Keep only the lines where "求人検索エンジン" appears.

- [DATA LINES]
========

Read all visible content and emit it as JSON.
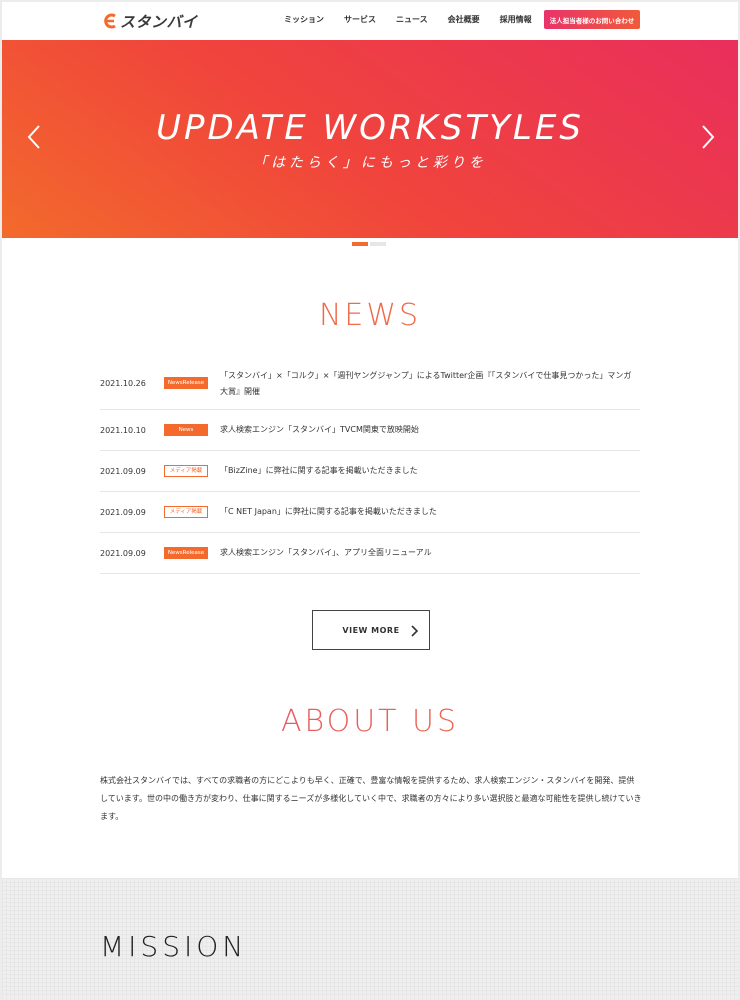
{
  "brand": {
    "logo_text": "スタンバイ",
    "accent": "#f36a2c",
    "accent2": "#e92f5c"
  },
  "nav": {
    "items": [
      {
        "label": "ミッション"
      },
      {
        "label": "サービス"
      },
      {
        "label": "ニュース"
      },
      {
        "label": "会社概要"
      },
      {
        "label": "採用情報"
      }
    ],
    "contact_label": "法人担当者様のお問い合わせ"
  },
  "hero": {
    "title": "UPDATE WORKSTYLES",
    "subtitle": "「はたらく」にもっと彩りを",
    "prev_icon": "chevron-left-icon",
    "next_icon": "chevron-right-icon",
    "slides_count": 2,
    "active_slide": 1
  },
  "news": {
    "title": "NEWS",
    "items": [
      {
        "date": "2021.10.26",
        "badge": "NewsRelease",
        "badge_style": "solid",
        "text": "「スタンバイ」×「コルク」×「週刊ヤングジャンプ」によるTwitter企画『「スタンバイで仕事見つかった」マンガ大賞』開催"
      },
      {
        "date": "2021.10.10",
        "badge": "News",
        "badge_style": "solid",
        "text": "求人検索エンジン「スタンバイ」TVCM関東で放映開始"
      },
      {
        "date": "2021.09.09",
        "badge": "メディア掲載",
        "badge_style": "outline",
        "text": "「BizZine」に弊社に関する記事を掲載いただきました"
      },
      {
        "date": "2021.09.09",
        "badge": "メディア掲載",
        "badge_style": "outline",
        "text": "「C NET Japan」に弊社に関する記事を掲載いただきました"
      },
      {
        "date": "2021.09.09",
        "badge": "NewsRelease",
        "badge_style": "solid",
        "text": "求人検索エンジン「スタンバイ」、アプリ全面リニューアル"
      }
    ],
    "view_more_label": "VIEW MORE"
  },
  "about": {
    "title": "ABOUT US",
    "body": "株式会社スタンバイでは、すべての求職者の方にどこよりも早く、正確で、豊富な情報を提供するため、求人検索エンジン・スタンバイを開発、提供しています。世の中の働き方が変わり、仕事に関するニーズが多様化していく中で、求職者の方々により多い選択肢と最適な可能性を提供し続けていきます。"
  },
  "mission": {
    "title": "MISSION"
  }
}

========

- [THE ANSWER]
        "text": "求人検索エンジン「スタンバイ」TVCM関東で放映開始"
        "text": "求人検索エンジン「スタンバイ」、アプリ全面リニューアル"
    "body": "株式会社スタンバイでは、すべての求職者の方にどこよりも早く、正確で、豊富な情報を提供するため、求人検索エンジン・スタンバイを開発、提供しています。世の中の働き方が変わり、仕事に関するニーズが多様化していく中で、求職者の方々により多い選択肢と最適な可能性を提供し続けていきます。"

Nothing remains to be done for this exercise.